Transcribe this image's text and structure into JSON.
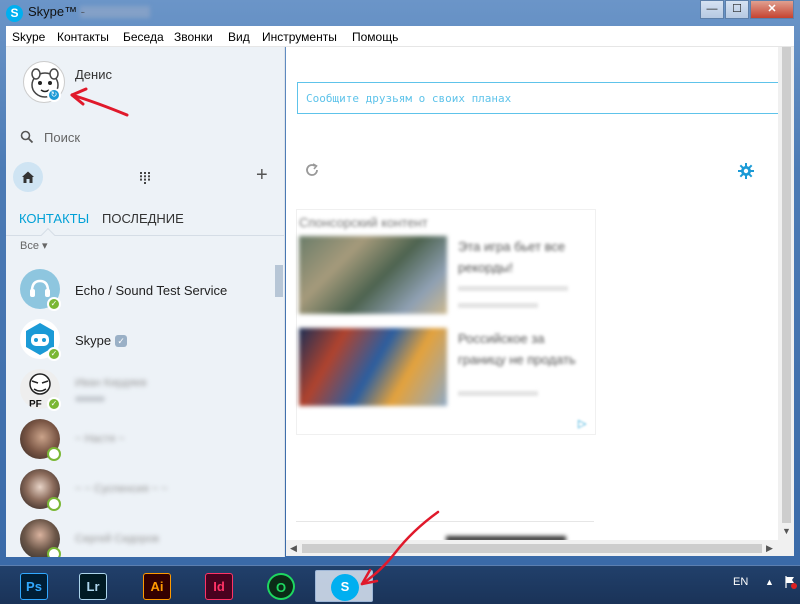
{
  "window": {
    "title": "Skype™ - ",
    "controls": {
      "minimize": "—",
      "maximize": "☐",
      "close": "✕"
    }
  },
  "menu": [
    "Skype",
    "Контакты",
    "Беседа",
    "Звонки",
    "Вид",
    "Инструменты",
    "Помощь"
  ],
  "profile": {
    "name": "Денис"
  },
  "search": {
    "placeholder": "Поиск"
  },
  "tabs": {
    "contacts": "КОНТАКТЫ",
    "recent": "ПОСЛЕДНИЕ"
  },
  "filter": "Все ▾",
  "contacts": [
    {
      "name": "Echo / Sound Test Service",
      "status": "online"
    },
    {
      "name": "Skype",
      "status": "online",
      "verified": true
    },
    {
      "name": "Иван Кирдяев",
      "status": "online",
      "blurred": true
    },
    {
      "name": "~ Настя ~",
      "status": "offline",
      "blurred": true
    },
    {
      "name": "~ ~ Суспенсия ~ ~",
      "status": "offline",
      "blurred": true
    },
    {
      "name": "Сергей Сидоров",
      "status": "offline",
      "blurred": true
    }
  ],
  "main": {
    "mood_placeholder": "Сообщите друзьям о своих планах",
    "sponsored_title": "Спонсорский контент",
    "ads": [
      {
        "headline": "Эта игра бьет все рекорды!",
        "source": "Lorem ipsum"
      },
      {
        "headline": "Российское за границу не продать",
        "source": "Lorem ipsum"
      }
    ]
  },
  "taskbar": {
    "apps": [
      {
        "label": "Ps",
        "color": "#31a8ff",
        "bg": "#001e36"
      },
      {
        "label": "Lr",
        "color": "#add5ec",
        "bg": "#001a23"
      },
      {
        "label": "Ai",
        "color": "#ff9a00",
        "bg": "#330000"
      },
      {
        "label": "Id",
        "color": "#ff3366",
        "bg": "#49021f"
      },
      {
        "label": "O",
        "color": "#1ed760",
        "bg": "#0b2b17"
      },
      {
        "label": "S",
        "color": "#ffffff",
        "bg": "#00aff0"
      }
    ],
    "language": "EN"
  },
  "colors": {
    "accent": "#00a0d6",
    "online": "#7ab735",
    "annotation": "#e0192b"
  }
}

^^^^

Written request: Filter lines by "label" and return each hit.

The solution:
        "label": "Ps",
        "label": "Lr",
        "label": "Ai",
        "label": "Id",
        "label": "O",
        "label": "S",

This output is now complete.